[TASK DESCRIPTION]
Give back a single number, the count of lines containing the word "screenshot".

--- START OF SOURCE MATERIAL ---

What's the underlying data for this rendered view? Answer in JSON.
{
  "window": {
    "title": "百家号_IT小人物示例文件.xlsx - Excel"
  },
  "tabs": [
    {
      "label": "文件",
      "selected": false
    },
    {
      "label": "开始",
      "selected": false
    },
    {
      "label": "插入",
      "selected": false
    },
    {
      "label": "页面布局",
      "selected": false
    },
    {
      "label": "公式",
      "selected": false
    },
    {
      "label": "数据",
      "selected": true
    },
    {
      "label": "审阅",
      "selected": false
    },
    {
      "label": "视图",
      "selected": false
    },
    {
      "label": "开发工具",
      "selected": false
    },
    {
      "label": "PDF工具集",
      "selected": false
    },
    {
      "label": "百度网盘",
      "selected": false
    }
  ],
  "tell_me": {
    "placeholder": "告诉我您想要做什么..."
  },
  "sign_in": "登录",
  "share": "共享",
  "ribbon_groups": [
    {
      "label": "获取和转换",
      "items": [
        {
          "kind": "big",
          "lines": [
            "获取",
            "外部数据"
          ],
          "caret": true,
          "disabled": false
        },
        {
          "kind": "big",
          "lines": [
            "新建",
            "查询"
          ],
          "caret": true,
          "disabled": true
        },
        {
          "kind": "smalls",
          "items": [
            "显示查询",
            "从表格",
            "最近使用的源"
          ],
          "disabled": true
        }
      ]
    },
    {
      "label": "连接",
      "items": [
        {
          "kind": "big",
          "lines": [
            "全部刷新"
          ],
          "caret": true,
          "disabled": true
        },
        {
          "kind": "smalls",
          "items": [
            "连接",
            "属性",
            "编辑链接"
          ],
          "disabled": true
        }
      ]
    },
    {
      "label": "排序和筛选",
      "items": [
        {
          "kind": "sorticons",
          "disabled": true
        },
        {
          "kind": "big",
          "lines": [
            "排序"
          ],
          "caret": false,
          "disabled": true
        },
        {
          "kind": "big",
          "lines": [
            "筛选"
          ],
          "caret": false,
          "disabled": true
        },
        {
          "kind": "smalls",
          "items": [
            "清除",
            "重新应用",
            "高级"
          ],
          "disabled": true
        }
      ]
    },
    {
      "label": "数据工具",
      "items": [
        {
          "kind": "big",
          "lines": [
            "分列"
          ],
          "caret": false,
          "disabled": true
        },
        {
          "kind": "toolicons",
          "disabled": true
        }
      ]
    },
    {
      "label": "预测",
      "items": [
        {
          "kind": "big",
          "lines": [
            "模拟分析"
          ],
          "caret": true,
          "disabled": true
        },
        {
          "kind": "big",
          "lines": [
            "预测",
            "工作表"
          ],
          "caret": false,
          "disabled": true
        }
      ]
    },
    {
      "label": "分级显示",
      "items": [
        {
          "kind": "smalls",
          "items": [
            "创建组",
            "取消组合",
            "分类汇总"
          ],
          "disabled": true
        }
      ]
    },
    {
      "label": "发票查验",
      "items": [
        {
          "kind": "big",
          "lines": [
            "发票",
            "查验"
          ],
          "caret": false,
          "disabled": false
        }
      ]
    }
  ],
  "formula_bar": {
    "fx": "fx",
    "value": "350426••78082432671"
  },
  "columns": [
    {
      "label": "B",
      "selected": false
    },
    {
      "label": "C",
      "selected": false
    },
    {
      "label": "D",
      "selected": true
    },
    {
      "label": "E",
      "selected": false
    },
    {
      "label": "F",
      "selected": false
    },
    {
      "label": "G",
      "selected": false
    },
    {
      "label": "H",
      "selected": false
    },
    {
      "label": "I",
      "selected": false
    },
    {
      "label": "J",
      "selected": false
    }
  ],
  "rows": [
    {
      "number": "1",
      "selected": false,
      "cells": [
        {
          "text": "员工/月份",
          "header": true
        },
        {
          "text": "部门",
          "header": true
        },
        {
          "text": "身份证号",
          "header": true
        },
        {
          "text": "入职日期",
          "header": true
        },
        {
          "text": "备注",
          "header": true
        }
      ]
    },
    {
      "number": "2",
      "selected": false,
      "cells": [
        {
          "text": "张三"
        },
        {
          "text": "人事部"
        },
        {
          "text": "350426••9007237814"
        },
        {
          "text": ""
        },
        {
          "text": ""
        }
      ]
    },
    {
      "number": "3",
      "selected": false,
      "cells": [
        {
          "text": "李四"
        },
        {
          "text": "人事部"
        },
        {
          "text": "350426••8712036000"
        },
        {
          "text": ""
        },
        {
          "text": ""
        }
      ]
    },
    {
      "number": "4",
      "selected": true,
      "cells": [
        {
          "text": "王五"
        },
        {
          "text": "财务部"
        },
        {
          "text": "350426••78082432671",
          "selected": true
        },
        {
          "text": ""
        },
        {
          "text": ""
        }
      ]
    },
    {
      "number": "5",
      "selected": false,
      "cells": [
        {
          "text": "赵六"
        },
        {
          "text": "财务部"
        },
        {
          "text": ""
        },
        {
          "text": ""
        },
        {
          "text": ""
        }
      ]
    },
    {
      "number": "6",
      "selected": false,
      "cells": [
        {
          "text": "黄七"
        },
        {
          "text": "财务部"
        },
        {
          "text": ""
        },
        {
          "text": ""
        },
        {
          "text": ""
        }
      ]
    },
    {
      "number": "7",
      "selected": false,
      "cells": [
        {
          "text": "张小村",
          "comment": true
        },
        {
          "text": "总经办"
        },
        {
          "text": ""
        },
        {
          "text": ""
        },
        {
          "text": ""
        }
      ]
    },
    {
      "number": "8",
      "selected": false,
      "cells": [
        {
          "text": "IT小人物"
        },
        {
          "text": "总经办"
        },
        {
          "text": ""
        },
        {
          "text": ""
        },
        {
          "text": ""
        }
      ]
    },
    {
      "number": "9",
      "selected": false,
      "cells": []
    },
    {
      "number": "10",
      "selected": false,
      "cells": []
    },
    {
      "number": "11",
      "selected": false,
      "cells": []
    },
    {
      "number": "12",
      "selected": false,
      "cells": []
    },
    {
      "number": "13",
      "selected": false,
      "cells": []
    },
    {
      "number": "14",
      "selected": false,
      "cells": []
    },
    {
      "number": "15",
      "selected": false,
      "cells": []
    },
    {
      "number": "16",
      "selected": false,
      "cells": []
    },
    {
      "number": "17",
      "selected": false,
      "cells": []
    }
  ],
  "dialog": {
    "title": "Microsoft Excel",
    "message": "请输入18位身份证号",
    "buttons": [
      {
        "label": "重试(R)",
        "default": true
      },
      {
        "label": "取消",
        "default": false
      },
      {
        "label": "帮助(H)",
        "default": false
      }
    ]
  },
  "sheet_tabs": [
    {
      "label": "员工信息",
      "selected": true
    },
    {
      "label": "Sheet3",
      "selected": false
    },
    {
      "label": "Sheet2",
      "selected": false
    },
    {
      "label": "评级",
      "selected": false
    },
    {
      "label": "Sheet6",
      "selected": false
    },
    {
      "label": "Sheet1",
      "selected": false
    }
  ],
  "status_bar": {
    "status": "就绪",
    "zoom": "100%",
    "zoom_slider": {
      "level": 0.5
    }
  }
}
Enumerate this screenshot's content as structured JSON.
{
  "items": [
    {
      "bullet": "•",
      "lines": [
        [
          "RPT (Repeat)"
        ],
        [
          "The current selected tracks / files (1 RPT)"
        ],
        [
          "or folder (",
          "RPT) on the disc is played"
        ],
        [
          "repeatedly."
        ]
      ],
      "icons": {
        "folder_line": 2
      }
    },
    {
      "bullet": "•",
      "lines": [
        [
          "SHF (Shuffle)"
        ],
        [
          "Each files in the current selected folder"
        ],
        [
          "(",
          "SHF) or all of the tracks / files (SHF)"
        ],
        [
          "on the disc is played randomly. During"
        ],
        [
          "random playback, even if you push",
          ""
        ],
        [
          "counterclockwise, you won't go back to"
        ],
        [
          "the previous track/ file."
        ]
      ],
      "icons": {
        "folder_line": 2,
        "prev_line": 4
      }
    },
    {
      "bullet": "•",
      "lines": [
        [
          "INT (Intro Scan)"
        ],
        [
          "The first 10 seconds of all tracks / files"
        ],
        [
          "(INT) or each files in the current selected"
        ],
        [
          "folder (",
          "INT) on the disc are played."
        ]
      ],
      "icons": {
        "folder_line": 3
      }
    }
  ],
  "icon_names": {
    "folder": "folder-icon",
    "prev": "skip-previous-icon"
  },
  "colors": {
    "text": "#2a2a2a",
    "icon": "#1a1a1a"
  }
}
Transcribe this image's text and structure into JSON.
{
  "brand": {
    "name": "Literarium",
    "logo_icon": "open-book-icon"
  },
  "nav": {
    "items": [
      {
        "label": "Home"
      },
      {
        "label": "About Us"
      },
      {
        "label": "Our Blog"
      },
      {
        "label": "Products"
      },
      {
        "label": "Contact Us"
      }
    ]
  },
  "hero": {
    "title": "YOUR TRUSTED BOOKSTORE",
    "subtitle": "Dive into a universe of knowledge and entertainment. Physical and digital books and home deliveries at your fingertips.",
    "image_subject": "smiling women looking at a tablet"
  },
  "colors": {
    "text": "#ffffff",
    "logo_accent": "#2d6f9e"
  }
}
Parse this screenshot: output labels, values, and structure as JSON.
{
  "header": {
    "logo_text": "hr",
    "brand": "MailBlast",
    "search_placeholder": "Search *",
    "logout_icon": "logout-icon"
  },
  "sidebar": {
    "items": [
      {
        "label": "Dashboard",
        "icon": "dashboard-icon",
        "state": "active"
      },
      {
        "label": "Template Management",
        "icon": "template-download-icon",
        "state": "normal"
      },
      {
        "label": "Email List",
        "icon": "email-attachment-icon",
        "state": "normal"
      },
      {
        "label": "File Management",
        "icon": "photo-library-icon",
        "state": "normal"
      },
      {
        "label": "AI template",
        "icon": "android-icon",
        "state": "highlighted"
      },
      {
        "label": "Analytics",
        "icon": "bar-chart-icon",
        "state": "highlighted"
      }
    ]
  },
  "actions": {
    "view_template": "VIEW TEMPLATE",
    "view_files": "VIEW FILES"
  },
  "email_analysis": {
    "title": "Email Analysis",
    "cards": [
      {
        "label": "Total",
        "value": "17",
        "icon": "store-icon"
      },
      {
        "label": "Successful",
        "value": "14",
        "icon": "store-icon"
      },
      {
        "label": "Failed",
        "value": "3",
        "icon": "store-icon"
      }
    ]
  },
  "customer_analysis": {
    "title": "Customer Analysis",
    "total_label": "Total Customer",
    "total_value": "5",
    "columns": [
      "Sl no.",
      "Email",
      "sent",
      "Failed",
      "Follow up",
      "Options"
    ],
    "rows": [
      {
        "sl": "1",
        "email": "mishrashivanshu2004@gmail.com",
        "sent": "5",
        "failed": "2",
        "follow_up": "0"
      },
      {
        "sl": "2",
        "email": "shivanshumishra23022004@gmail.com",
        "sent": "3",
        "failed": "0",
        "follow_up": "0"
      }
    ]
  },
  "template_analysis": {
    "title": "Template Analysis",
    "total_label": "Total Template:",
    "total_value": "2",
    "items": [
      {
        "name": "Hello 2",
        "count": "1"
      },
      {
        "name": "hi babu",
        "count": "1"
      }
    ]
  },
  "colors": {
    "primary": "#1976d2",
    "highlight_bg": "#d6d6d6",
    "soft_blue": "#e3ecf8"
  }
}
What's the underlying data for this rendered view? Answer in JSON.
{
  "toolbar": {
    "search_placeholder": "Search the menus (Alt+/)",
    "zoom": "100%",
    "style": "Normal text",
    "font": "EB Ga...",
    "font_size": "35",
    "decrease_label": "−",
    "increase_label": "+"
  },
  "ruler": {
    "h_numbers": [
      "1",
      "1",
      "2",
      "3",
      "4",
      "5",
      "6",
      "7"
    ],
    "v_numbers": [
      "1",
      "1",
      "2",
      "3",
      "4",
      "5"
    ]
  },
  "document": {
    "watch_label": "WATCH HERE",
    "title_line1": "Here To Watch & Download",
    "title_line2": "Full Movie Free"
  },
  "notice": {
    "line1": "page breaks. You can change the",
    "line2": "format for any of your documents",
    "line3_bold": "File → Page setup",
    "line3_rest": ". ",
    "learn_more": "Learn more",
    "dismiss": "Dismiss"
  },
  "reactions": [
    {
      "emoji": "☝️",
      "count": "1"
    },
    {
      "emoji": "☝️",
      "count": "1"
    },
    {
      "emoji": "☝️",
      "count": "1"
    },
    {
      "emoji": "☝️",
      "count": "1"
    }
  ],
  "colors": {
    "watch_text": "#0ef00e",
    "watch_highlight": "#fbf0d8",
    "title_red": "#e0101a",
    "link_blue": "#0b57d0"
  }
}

--- END OF SOURCE MATERIAL ---

[RESULT BELOW]
2